§ **GIVEN TASK**: Rewrite the records below, replacing every "legend-label" with "legend-text" and leaving all other text unchanged. Omit the pictures from your output.

(Excerpts from a layout annotation set)
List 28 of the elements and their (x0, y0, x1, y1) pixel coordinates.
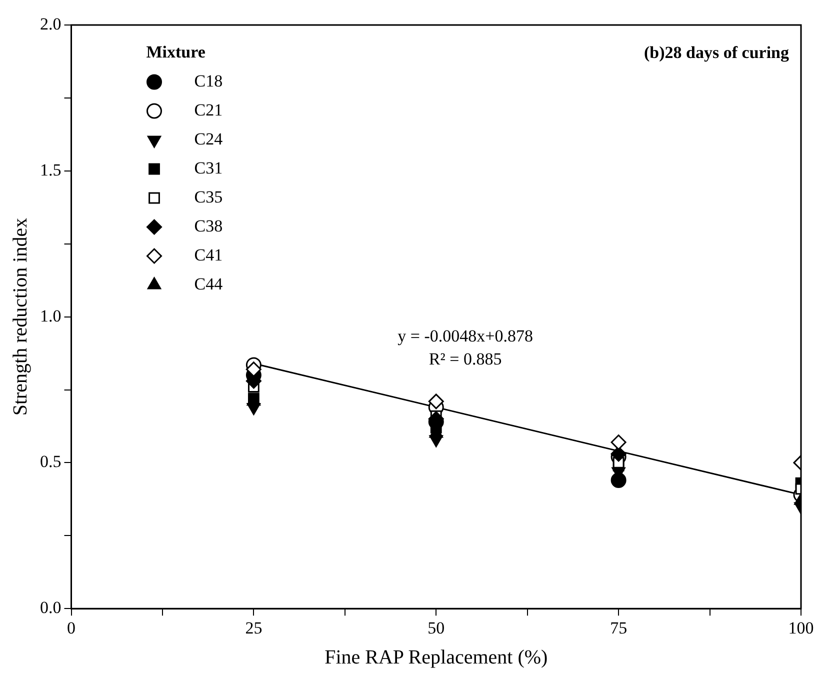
x-tick-label: 0 (67, 618, 76, 638)
legend-label: C38 (194, 216, 223, 236)
point (610, 434, 626, 450)
y-tick-label: 0.5 (40, 452, 62, 472)
point (610, 446, 626, 462)
y-tick-label: 1.5 (40, 160, 62, 180)
text: (b)28 days of curing (644, 42, 790, 62)
y-tick-label: 0.0 (40, 598, 62, 618)
legend-label: C44 (194, 274, 224, 294)
legend-label: C21 (194, 100, 223, 120)
annotation: R² = 0.885 (428, 350, 502, 369)
y-tick-label: 2.0 (40, 14, 62, 34)
legend-title: Mixture (146, 42, 206, 62)
x-tick-label: 100 (788, 618, 814, 638)
legend-label: C18 (194, 71, 223, 90)
x-axis-title: Fine RAP Replacement (%) (324, 646, 548, 668)
point (246, 362, 262, 378)
x-tick-label: 25 (245, 618, 262, 638)
point (428, 394, 444, 410)
y-tick-label: 1.0 (40, 306, 62, 326)
x-tick-label: 75 (610, 618, 628, 638)
legend-label: C35 (194, 187, 223, 206)
x-tick-label: 50 (428, 618, 445, 638)
legend-label: C31 (194, 158, 223, 178)
annotation: y = -0.0048x+0.878 (398, 326, 533, 346)
legend-label: C41 (194, 245, 223, 264)
y-axis-title: Strength reduction index (9, 218, 32, 416)
legend-label: C24 (194, 129, 224, 148)
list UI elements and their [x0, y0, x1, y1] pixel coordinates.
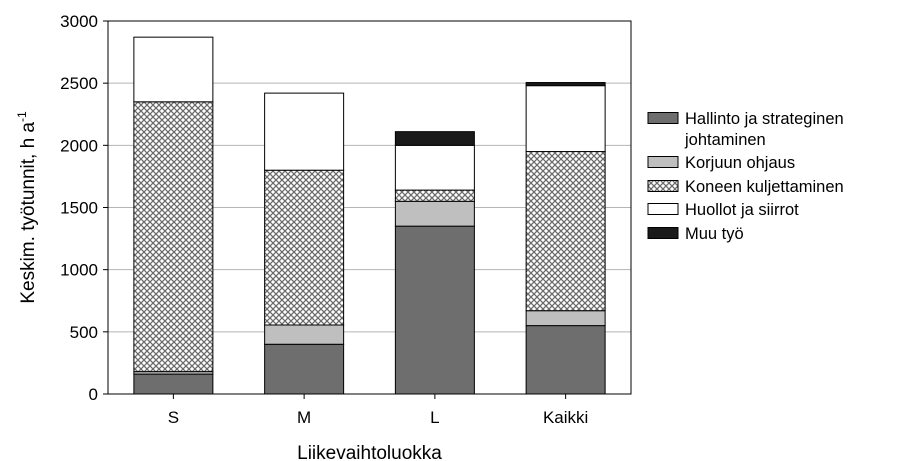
- legend-swatch: [647, 112, 679, 124]
- bar-segment: [264, 169, 345, 326]
- bar-segment: [525, 85, 606, 153]
- x-axis-title: Liikevaihtoluokka: [297, 443, 442, 461]
- legend-label: Korjuun ohjaus: [685, 154, 795, 172]
- bar-segment: [264, 324, 345, 345]
- legend-swatch: [647, 227, 679, 239]
- y-axis-title-sup: -1: [15, 111, 29, 122]
- x-tick-label: M: [297, 408, 311, 427]
- bar-segment: [264, 92, 345, 171]
- bar-segment: [394, 189, 475, 202]
- bar-segment: [394, 131, 475, 146]
- y-tick-label: 3000: [60, 12, 98, 31]
- y-tick-label: 500: [70, 323, 98, 342]
- bar-segment: [394, 225, 475, 395]
- y-axis-ticks: 0 500 1000 1500 2000 2500 3000: [60, 12, 108, 404]
- y-tick-label: 1000: [60, 261, 98, 280]
- bar-segment: [525, 310, 606, 327]
- bar-segment: [133, 373, 214, 395]
- y-tick-label: 2000: [60, 136, 98, 155]
- x-tick-label: S: [168, 408, 179, 427]
- bar-segment: [264, 343, 345, 395]
- y-tick-label: 1500: [60, 199, 98, 218]
- legend-swatch: [647, 156, 679, 168]
- legend-swatch: [647, 180, 679, 192]
- legend-label: Huollot ja siirrot: [685, 201, 799, 219]
- bar-segment: [394, 144, 475, 191]
- x-axis-ticks: S M L Kaikki: [168, 394, 588, 427]
- legend-label: Koneen kuljettaminen: [685, 178, 844, 196]
- y-tick-label: 2500: [60, 74, 98, 93]
- x-tick-label: L: [430, 408, 439, 427]
- bar-segment: [394, 200, 475, 227]
- bar-segment: [133, 101, 214, 373]
- legend-label: Hallinto ja strateginen: [685, 110, 844, 128]
- bars: [133, 36, 606, 395]
- x-tick-label: Kaikki: [543, 408, 588, 427]
- y-axis-title-main: Keskim. työtunnit, h a: [18, 122, 39, 304]
- bar-segment: [525, 325, 606, 395]
- bar-segment: [525, 151, 606, 312]
- bar-segment: [133, 36, 214, 103]
- legend-swatch: [647, 203, 679, 215]
- y-tick-label: 0: [89, 385, 98, 404]
- legend-label: johtaminen: [684, 131, 766, 149]
- bar-segment: [525, 82, 606, 87]
- y-axis-title: Keskim. työtunnit, h a-1: [15, 111, 39, 304]
- legend: Hallinto ja strateginen johtaminen Korjuun…: [647, 110, 844, 243]
- legend-label: Muu työ: [685, 225, 744, 243]
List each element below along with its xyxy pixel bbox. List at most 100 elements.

§ **SOLUTION**:
List 28 of the elements and their (x0, y0, x1, y1) pixel coordinates.
x-tick-label: 0 (67, 618, 76, 638)
legend-text: C38 (194, 216, 223, 236)
point (610, 434, 626, 450)
y-tick-label: 0.5 (40, 452, 62, 472)
point (610, 446, 626, 462)
y-tick-label: 1.5 (40, 160, 62, 180)
text: (b)28 days of curing (644, 42, 790, 62)
y-tick-label: 0.0 (40, 598, 62, 618)
legend-text: C44 (194, 274, 224, 294)
legend-text: C21 (194, 100, 223, 120)
annotation: R² = 0.885 (428, 350, 502, 369)
y-tick-label: 2.0 (40, 14, 62, 34)
legend-title: Mixture (146, 42, 206, 62)
x-tick-label: 100 (788, 618, 814, 638)
legend-text: C18 (194, 71, 223, 90)
x-axis-title: Fine RAP Replacement (%) (324, 646, 548, 668)
point (246, 362, 262, 378)
x-tick-label: 25 (245, 618, 262, 638)
point (428, 394, 444, 410)
y-tick-label: 1.0 (40, 306, 62, 326)
x-tick-label: 75 (610, 618, 628, 638)
legend-text: C35 (194, 187, 223, 206)
x-tick-label: 50 (428, 618, 445, 638)
legend-text: C31 (194, 158, 223, 178)
annotation: y = -0.0048x+0.878 (398, 326, 533, 346)
legend-text: C41 (194, 245, 223, 264)
y-axis-title: Strength reduction index (9, 218, 32, 416)
legend-text: C24 (194, 129, 224, 148)
list UI elements and their [x0, y0, x1, y1] pixel coordinates.
- legend-swatch: [647, 112, 679, 124]
- bar-segment: [264, 169, 345, 326]
- bar-segment: [525, 85, 606, 153]
- x-axis-title: Liikevaihtoluokka: [297, 443, 442, 461]
- legend-text: Korjuun ohjaus: [685, 154, 795, 172]
- bar-segment: [264, 324, 345, 345]
- legend-swatch: [647, 227, 679, 239]
- y-axis-title-sup: -1: [15, 111, 29, 122]
- x-tick-label: M: [297, 408, 311, 427]
- bar-segment: [264, 92, 345, 171]
- bar-segment: [394, 189, 475, 202]
- bar-segment: [394, 131, 475, 146]
- y-tick-label: 3000: [60, 12, 98, 31]
- y-tick-label: 500: [70, 323, 98, 342]
- bar-segment: [394, 225, 475, 395]
- y-axis-ticks: 0 500 1000 1500 2000 2500 3000: [60, 12, 108, 404]
- y-tick-label: 1000: [60, 261, 98, 280]
- bar-segment: [525, 310, 606, 327]
- bar-segment: [133, 373, 214, 395]
- y-tick-label: 2000: [60, 136, 98, 155]
- x-tick-label: S: [168, 408, 179, 427]
- bar-segment: [264, 343, 345, 395]
- y-tick-label: 1500: [60, 199, 98, 218]
- legend-swatch: [647, 156, 679, 168]
- legend-swatch: [647, 180, 679, 192]
- legend-text: Huollot ja siirrot: [685, 201, 799, 219]
- bar-segment: [394, 144, 475, 191]
- x-axis-ticks: S M L Kaikki: [168, 394, 588, 427]
- legend-text: Koneen kuljettaminen: [685, 178, 844, 196]
- y-tick-label: 2500: [60, 74, 98, 93]
- x-tick-label: L: [430, 408, 439, 427]
- bar-segment: [394, 200, 475, 227]
- bar-segment: [133, 101, 214, 373]
- legend-text: Hallinto ja strateginen: [685, 110, 844, 128]
- bars: [133, 36, 606, 395]
- x-tick-label: Kaikki: [543, 408, 588, 427]
- y-axis-title-main: Keskim. työtunnit, h a: [18, 122, 39, 304]
- bar-segment: [525, 325, 606, 395]
- bar-segment: [525, 151, 606, 312]
- bar-segment: [133, 36, 214, 103]
- legend-swatch: [647, 203, 679, 215]
- y-tick-label: 0: [89, 385, 98, 404]
- legend-text: johtaminen: [684, 131, 766, 149]
- bar-segment: [525, 82, 606, 87]
- y-axis-title: Keskim. työtunnit, h a-1: [15, 111, 39, 304]
- legend: Hallinto ja strateginen johtaminen Korjuun…: [647, 110, 844, 243]
- legend-text: Muu työ: [685, 225, 744, 243]
List each element below along with its xyxy pixel bbox. List at most 100 elements.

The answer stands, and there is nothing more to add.